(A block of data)
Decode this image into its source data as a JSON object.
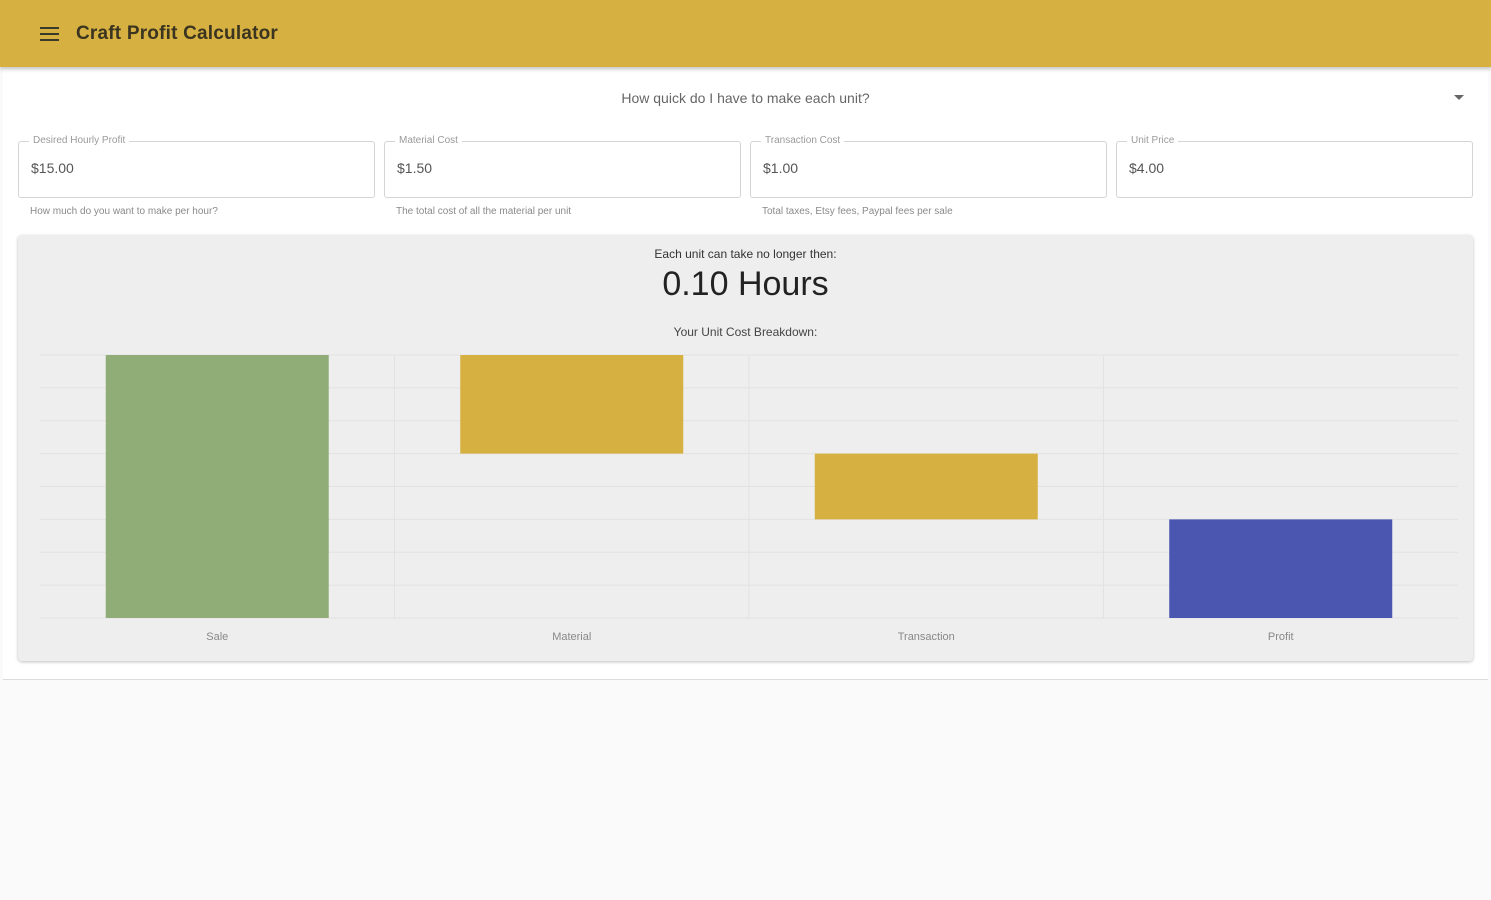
{
  "app": {
    "title": "Craft Profit Calculator",
    "menu_icon": "hamburger-menu-icon",
    "accent": "#d6b040"
  },
  "question": {
    "label": "How quick do I have to make each unit?"
  },
  "fields": [
    {
      "label": "Desired Hourly Profit",
      "value": "$15.00",
      "help": "How much do you want to make per hour?"
    },
    {
      "label": "Material Cost",
      "value": "$1.50",
      "help": "The total cost of all the material per unit"
    },
    {
      "label": "Transaction Cost",
      "value": "$1.00",
      "help": "Total taxes, Etsy fees, Paypal fees per sale"
    },
    {
      "label": "Unit Price",
      "value": "$4.00",
      "help": ""
    }
  ],
  "result": {
    "label": "Each unit can take no longer then:",
    "value": "0.10 Hours",
    "breakdown_label": "Your Unit Cost Breakdown:"
  },
  "chart_data": {
    "type": "bar",
    "subtype": "waterfall",
    "categories": [
      "Sale",
      "Material",
      "Transaction",
      "Profit"
    ],
    "series": [
      {
        "values": [
          [
            0,
            4.0
          ],
          [
            2.5,
            4.0
          ],
          [
            1.5,
            2.5
          ],
          [
            0,
            1.5
          ]
        ]
      }
    ],
    "colors": [
      "#90ad78",
      "#d6b040",
      "#d6b040",
      "#4b56b0"
    ],
    "ylim": [
      0,
      4
    ],
    "grid": true
  }
}
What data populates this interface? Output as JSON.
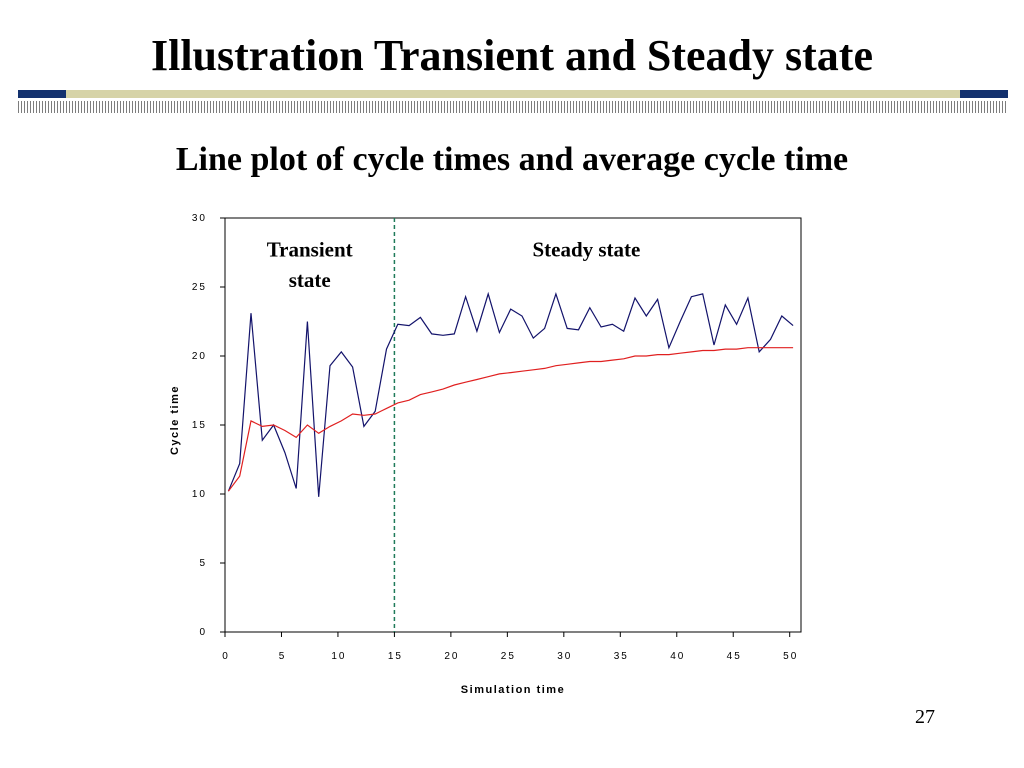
{
  "slide": {
    "title": "Illustration Transient and Steady state",
    "subtitle": "Line plot of cycle times and average cycle time",
    "page_number": "27"
  },
  "colors": {
    "band_accent": "#13316e",
    "band_fill": "#d6d3a7",
    "cycle_line": "#13136b",
    "average_line": "#e02020",
    "divider": "#1f7a5a"
  },
  "chart_data": {
    "type": "line",
    "title": "",
    "xlabel": "Simulation time",
    "ylabel": "Cycle time",
    "xlim": [
      0,
      51
    ],
    "ylim": [
      0,
      30
    ],
    "xticks": [
      0,
      5,
      10,
      15,
      20,
      25,
      30,
      35,
      40,
      45,
      50
    ],
    "xtick_labels": [
      "0",
      "5",
      "10",
      "15",
      "20",
      "25",
      "30",
      "35",
      "40",
      "45",
      "50"
    ],
    "yticks": [
      0,
      5,
      10,
      15,
      20,
      25,
      30
    ],
    "ytick_labels": [
      "0",
      "5",
      "10",
      "15",
      "20",
      "25",
      "30"
    ],
    "grid": false,
    "x": [
      0.3,
      1.3,
      2.3,
      3.3,
      4.3,
      5.3,
      6.3,
      7.3,
      8.3,
      9.3,
      10.3,
      11.3,
      12.3,
      13.3,
      14.3,
      15.3,
      16.3,
      17.3,
      18.3,
      19.3,
      20.3,
      21.3,
      22.3,
      23.3,
      24.3,
      25.3,
      26.3,
      27.3,
      28.3,
      29.3,
      30.3,
      31.3,
      32.3,
      33.3,
      34.3,
      35.3,
      36.3,
      37.3,
      38.3,
      39.3,
      40.3,
      41.3,
      42.3,
      43.3,
      44.3,
      45.3,
      46.3,
      47.3,
      48.3,
      49.3,
      50.3
    ],
    "series": [
      {
        "values": [
          10.2,
          12.2,
          23.1,
          13.9,
          15.0,
          13.0,
          10.4,
          22.5,
          9.8,
          19.3,
          20.3,
          19.2,
          14.9,
          16.0,
          20.5,
          22.3,
          22.2,
          22.8,
          21.6,
          21.5,
          21.6,
          24.3,
          21.8,
          24.5,
          21.7,
          23.4,
          22.9,
          21.3,
          22.0,
          24.5,
          22.0,
          21.9,
          23.5,
          22.1,
          22.3,
          21.8,
          24.2,
          22.9,
          24.1,
          20.6,
          22.5,
          24.3,
          24.5,
          20.8,
          23.7,
          22.3,
          24.2,
          20.3,
          21.2,
          22.9,
          22.2
        ]
      },
      {
        "values": [
          10.2,
          11.3,
          15.3,
          14.9,
          15.0,
          14.6,
          14.1,
          15.0,
          14.4,
          14.9,
          15.3,
          15.8,
          15.7,
          15.8,
          16.2,
          16.6,
          16.8,
          17.2,
          17.4,
          17.6,
          17.9,
          18.1,
          18.3,
          18.5,
          18.7,
          18.8,
          18.9,
          19.0,
          19.1,
          19.3,
          19.4,
          19.5,
          19.6,
          19.6,
          19.7,
          19.8,
          20.0,
          20.0,
          20.1,
          20.1,
          20.2,
          20.3,
          20.4,
          20.4,
          20.5,
          20.5,
          20.6,
          20.6,
          20.6,
          20.6,
          20.6
        ]
      }
    ],
    "divider_x": 15.0,
    "annotations": [
      {
        "text": "Transient",
        "x": 7.5,
        "y": 27.2
      },
      {
        "text": "state",
        "x": 7.5,
        "y": 25.0
      },
      {
        "text": "Steady state",
        "x": 32.0,
        "y": 27.2
      }
    ]
  }
}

■ Required work ■
From the data, pick out every line that includes "time".

■ Final result ■
    "subtitle": "Line plot of cycle times and average cycle time",
    "xlabel": "Simulation time",
    "ylabel": "Cycle time",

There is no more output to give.